>> Start PROVIDED RECORDS

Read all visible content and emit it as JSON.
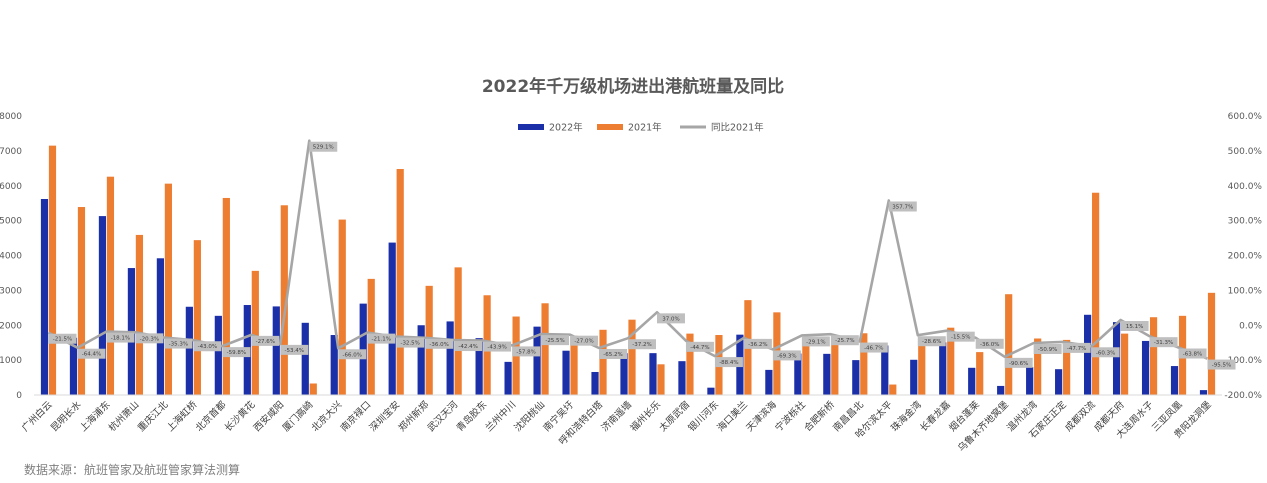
{
  "source_note": "数据来源：航班管家及航班管家算法测算",
  "colors": {
    "s2022": "#1b2fa8",
    "s2021": "#ed7d31",
    "yoy": "#a6a6a6"
  },
  "chart_data": {
    "type": "bar",
    "title": "2022年千万级机场进出港航班量及同比",
    "legend_position": "top-center",
    "grid": false,
    "categories": [
      "广州白云",
      "昆明长水",
      "上海浦东",
      "杭州萧山",
      "重庆江北",
      "上海虹桥",
      "北京首都",
      "长沙黄花",
      "西安咸阳",
      "厦门高崎",
      "北京大兴",
      "南京禄口",
      "深圳宝安",
      "郑州新郑",
      "武汉天河",
      "青岛胶东",
      "兰州中川",
      "沈阳桃仙",
      "南宁吴圩",
      "呼和浩特白塔",
      "济南遥墙",
      "福州长乐",
      "太原武宿",
      "银川河东",
      "海口美兰",
      "天津滨海",
      "宁波栎社",
      "合肥新桥",
      "南昌昌北",
      "哈尔滨太平",
      "珠海金湾",
      "长春龙嘉",
      "烟台蓬莱",
      "乌鲁木齐地窝堡",
      "温州龙湾",
      "石家庄正定",
      "成都双流",
      "成都天府",
      "大连周水子",
      "三亚凤凰",
      "贵阳龙洞堡"
    ],
    "y_left": {
      "min": 0,
      "max": 8000,
      "step": 1000
    },
    "y_right": {
      "min": -200,
      "max": 600,
      "step": 100,
      "unit": "%"
    },
    "series": [
      {
        "name": "2022年",
        "type": "bar",
        "axis": "left",
        "values": [
          5620,
          1640,
          5130,
          3640,
          3920,
          2530,
          2270,
          2580,
          2540,
          2070,
          1720,
          2620,
          4370,
          2000,
          2110,
          1630,
          950,
          1960,
          1270,
          660,
          1200,
          1200,
          970,
          210,
          1730,
          720,
          1190,
          1180,
          1000,
          1420,
          1010,
          1510,
          780,
          260,
          800,
          740,
          2300,
          2090,
          1550,
          830,
          140
        ]
      },
      {
        "name": "2021年",
        "type": "bar",
        "axis": "right_none",
        "values": [
          7150,
          5390,
          6260,
          4590,
          6060,
          4440,
          5650,
          3560,
          5440,
          330,
          5030,
          3330,
          6480,
          3130,
          3660,
          2860,
          2250,
          2630,
          1700,
          1870,
          2160,
          880,
          1760,
          1720,
          2720,
          2370,
          1620,
          1610,
          1770,
          300,
          1410,
          1930,
          1230,
          2890,
          1620,
          1580,
          5800,
          1760,
          2230,
          2270,
          2930
        ]
      },
      {
        "name": "同比2021年",
        "type": "line",
        "axis": "right",
        "values": [
          -21.5,
          -64.4,
          -18.1,
          -20.3,
          -35.3,
          -43.0,
          -59.8,
          -27.6,
          -53.4,
          529.1,
          -66.0,
          -21.1,
          -32.5,
          -36.0,
          -42.4,
          -43.9,
          -57.8,
          -25.5,
          -27.0,
          -65.2,
          -37.2,
          37.0,
          -44.7,
          -88.4,
          -36.2,
          -69.3,
          -29.1,
          -25.7,
          -46.7,
          357.7,
          -28.6,
          -15.5,
          -36.0,
          -90.6,
          -50.9,
          -47.7,
          -60.3,
          15.1,
          -31.3,
          -63.8,
          -95.5
        ]
      }
    ],
    "data_labels": [
      "-21.5%",
      "-64.4%",
      "-18.1%",
      "-20.3%",
      "-35.3%",
      "-43.0%",
      "-59.8%",
      "-27.6%",
      "-53.4%",
      "529.1%",
      "-66.0%",
      "-21.1%",
      "-32.5%",
      "-36.0%",
      "-42.4%",
      "-43.9%",
      "-57.8%",
      "-25.5%",
      "-27.0%",
      "-65.2%",
      "-37.2%",
      "37.0%",
      "-44.7%",
      "-88.4%",
      "-36.2%",
      "-69.3%",
      "-29.1%",
      "-25.7%",
      "-46.7%",
      "357.7%",
      "-28.6%",
      "-15.5%",
      "-36.0%",
      "-90.6%",
      "-50.9%",
      "-47.7%",
      "-60.3%",
      "15.1%",
      "-31.3%",
      "-63.8%",
      "-95.5%"
    ]
  }
}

>> End PROVIDED RECORDS

DO THIS → Write the records out once more, exactly as they appear, with no pictures.

FULL OUTPUT →
Read all visible content and emit it as JSON.
{
  "source_note": "数据来源：航班管家及航班管家算法测算",
  "colors": {
    "s2022": "#1b2fa8",
    "s2021": "#ed7d31",
    "yoy": "#a6a6a6"
  },
  "chart_data": {
    "type": "bar",
    "title": "2022年千万级机场进出港航班量及同比",
    "legend_position": "top-center",
    "grid": false,
    "categories": [
      "广州白云",
      "昆明长水",
      "上海浦东",
      "杭州萧山",
      "重庆江北",
      "上海虹桥",
      "北京首都",
      "长沙黄花",
      "西安咸阳",
      "厦门高崎",
      "北京大兴",
      "南京禄口",
      "深圳宝安",
      "郑州新郑",
      "武汉天河",
      "青岛胶东",
      "兰州中川",
      "沈阳桃仙",
      "南宁吴圩",
      "呼和浩特白塔",
      "济南遥墙",
      "福州长乐",
      "太原武宿",
      "银川河东",
      "海口美兰",
      "天津滨海",
      "宁波栎社",
      "合肥新桥",
      "南昌昌北",
      "哈尔滨太平",
      "珠海金湾",
      "长春龙嘉",
      "烟台蓬莱",
      "乌鲁木齐地窝堡",
      "温州龙湾",
      "石家庄正定",
      "成都双流",
      "成都天府",
      "大连周水子",
      "三亚凤凰",
      "贵阳龙洞堡"
    ],
    "y_left": {
      "min": 0,
      "max": 8000,
      "step": 1000
    },
    "y_right": {
      "min": -200,
      "max": 600,
      "step": 100,
      "unit": "%"
    },
    "series": [
      {
        "name": "2022年",
        "type": "bar",
        "axis": "left",
        "values": [
          5620,
          1640,
          5130,
          3640,
          3920,
          2530,
          2270,
          2580,
          2540,
          2070,
          1720,
          2620,
          4370,
          2000,
          2110,
          1630,
          950,
          1960,
          1270,
          660,
          1200,
          1200,
          970,
          210,
          1730,
          720,
          1190,
          1180,
          1000,
          1420,
          1010,
          1510,
          780,
          260,
          800,
          740,
          2300,
          2090,
          1550,
          830,
          140
        ]
      },
      {
        "name": "2021年",
        "type": "bar",
        "axis": "right_none",
        "values": [
          7150,
          5390,
          6260,
          4590,
          6060,
          4440,
          5650,
          3560,
          5440,
          330,
          5030,
          3330,
          6480,
          3130,
          3660,
          2860,
          2250,
          2630,
          1700,
          1870,
          2160,
          880,
          1760,
          1720,
          2720,
          2370,
          1620,
          1610,
          1770,
          300,
          1410,
          1930,
          1230,
          2890,
          1620,
          1580,
          5800,
          1760,
          2230,
          2270,
          2930
        ]
      },
      {
        "name": "同比2021年",
        "type": "line",
        "axis": "right",
        "values": [
          -21.5,
          -64.4,
          -18.1,
          -20.3,
          -35.3,
          -43.0,
          -59.8,
          -27.6,
          -53.4,
          529.1,
          -66.0,
          -21.1,
          -32.5,
          -36.0,
          -42.4,
          -43.9,
          -57.8,
          -25.5,
          -27.0,
          -65.2,
          -37.2,
          37.0,
          -44.7,
          -88.4,
          -36.2,
          -69.3,
          -29.1,
          -25.7,
          -46.7,
          357.7,
          -28.6,
          -15.5,
          -36.0,
          -90.6,
          -50.9,
          -47.7,
          -60.3,
          15.1,
          -31.3,
          -63.8,
          -95.5
        ]
      }
    ],
    "data_labels": [
      "-21.5%",
      "-64.4%",
      "-18.1%",
      "-20.3%",
      "-35.3%",
      "-43.0%",
      "-59.8%",
      "-27.6%",
      "-53.4%",
      "529.1%",
      "-66.0%",
      "-21.1%",
      "-32.5%",
      "-36.0%",
      "-42.4%",
      "-43.9%",
      "-57.8%",
      "-25.5%",
      "-27.0%",
      "-65.2%",
      "-37.2%",
      "37.0%",
      "-44.7%",
      "-88.4%",
      "-36.2%",
      "-69.3%",
      "-29.1%",
      "-25.7%",
      "-46.7%",
      "357.7%",
      "-28.6%",
      "-15.5%",
      "-36.0%",
      "-90.6%",
      "-50.9%",
      "-47.7%",
      "-60.3%",
      "15.1%",
      "-31.3%",
      "-63.8%",
      "-95.5%"
    ]
  }
}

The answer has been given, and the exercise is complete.